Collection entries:
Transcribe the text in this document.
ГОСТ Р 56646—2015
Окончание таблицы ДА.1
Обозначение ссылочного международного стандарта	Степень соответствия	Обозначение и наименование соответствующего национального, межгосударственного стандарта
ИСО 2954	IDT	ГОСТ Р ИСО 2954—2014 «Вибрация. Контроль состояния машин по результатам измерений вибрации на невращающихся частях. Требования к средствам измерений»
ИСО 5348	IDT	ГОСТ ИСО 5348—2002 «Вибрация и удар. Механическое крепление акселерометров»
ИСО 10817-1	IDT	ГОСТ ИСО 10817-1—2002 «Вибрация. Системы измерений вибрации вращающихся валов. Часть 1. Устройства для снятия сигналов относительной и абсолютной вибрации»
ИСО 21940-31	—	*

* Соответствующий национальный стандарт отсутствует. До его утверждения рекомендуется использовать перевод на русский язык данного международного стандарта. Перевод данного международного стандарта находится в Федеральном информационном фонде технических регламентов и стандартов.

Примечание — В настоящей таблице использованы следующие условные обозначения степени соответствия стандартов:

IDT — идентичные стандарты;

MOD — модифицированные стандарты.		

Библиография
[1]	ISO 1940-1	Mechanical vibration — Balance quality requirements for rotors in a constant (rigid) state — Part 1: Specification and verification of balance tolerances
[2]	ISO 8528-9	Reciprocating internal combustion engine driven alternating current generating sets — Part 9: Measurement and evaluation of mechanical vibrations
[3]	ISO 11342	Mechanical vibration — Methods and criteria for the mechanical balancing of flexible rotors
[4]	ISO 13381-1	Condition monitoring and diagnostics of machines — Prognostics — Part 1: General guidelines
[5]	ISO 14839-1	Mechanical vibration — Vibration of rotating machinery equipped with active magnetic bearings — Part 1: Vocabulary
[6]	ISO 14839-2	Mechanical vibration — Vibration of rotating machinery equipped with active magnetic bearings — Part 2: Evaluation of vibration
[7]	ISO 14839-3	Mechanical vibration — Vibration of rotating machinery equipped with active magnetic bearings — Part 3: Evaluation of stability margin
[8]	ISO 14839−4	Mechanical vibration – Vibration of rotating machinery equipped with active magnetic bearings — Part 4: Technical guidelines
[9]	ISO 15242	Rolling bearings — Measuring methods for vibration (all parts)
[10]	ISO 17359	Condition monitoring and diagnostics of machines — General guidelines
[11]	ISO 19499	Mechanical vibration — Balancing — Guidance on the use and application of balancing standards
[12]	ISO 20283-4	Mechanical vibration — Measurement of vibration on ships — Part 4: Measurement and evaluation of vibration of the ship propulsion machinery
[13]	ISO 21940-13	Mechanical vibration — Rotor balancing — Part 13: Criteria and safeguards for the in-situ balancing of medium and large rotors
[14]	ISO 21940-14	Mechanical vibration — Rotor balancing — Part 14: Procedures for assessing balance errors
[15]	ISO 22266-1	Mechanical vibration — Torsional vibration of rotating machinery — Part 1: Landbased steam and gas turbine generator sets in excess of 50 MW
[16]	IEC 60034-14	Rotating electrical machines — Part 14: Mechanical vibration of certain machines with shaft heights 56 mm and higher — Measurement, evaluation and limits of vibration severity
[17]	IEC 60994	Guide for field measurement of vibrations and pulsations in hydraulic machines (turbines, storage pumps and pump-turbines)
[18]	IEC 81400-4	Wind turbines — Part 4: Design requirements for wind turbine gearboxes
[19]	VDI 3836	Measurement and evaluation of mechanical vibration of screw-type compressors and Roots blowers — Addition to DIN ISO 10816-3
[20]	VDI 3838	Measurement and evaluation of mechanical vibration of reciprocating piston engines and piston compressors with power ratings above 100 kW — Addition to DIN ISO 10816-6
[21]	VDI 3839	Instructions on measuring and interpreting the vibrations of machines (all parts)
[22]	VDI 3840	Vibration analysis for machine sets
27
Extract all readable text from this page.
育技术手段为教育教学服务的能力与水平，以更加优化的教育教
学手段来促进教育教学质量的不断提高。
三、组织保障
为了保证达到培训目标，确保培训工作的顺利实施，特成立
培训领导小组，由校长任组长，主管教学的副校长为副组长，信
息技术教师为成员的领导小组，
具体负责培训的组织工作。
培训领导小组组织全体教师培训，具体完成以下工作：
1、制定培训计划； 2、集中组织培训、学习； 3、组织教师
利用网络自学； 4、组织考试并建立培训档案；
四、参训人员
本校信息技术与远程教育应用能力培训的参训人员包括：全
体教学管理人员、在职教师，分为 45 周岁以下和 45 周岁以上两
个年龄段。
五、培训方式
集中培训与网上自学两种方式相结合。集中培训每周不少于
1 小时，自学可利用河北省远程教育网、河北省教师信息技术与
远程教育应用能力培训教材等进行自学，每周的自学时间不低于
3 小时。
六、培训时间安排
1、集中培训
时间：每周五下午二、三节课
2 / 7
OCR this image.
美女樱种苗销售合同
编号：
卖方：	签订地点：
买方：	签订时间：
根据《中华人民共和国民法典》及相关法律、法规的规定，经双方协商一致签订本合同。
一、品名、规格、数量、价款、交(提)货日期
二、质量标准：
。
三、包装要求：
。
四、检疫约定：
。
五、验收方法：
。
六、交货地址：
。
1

Direction: Copy every line in the entries above that has the string "parts" in it.

Reply to the task:
[9]	ISO 15242	Rolling bearings — Measuring methods for vibration (all parts)
[21]	VDI 3839	Instructions on measuring and interpreting the vibrations of machines (all parts)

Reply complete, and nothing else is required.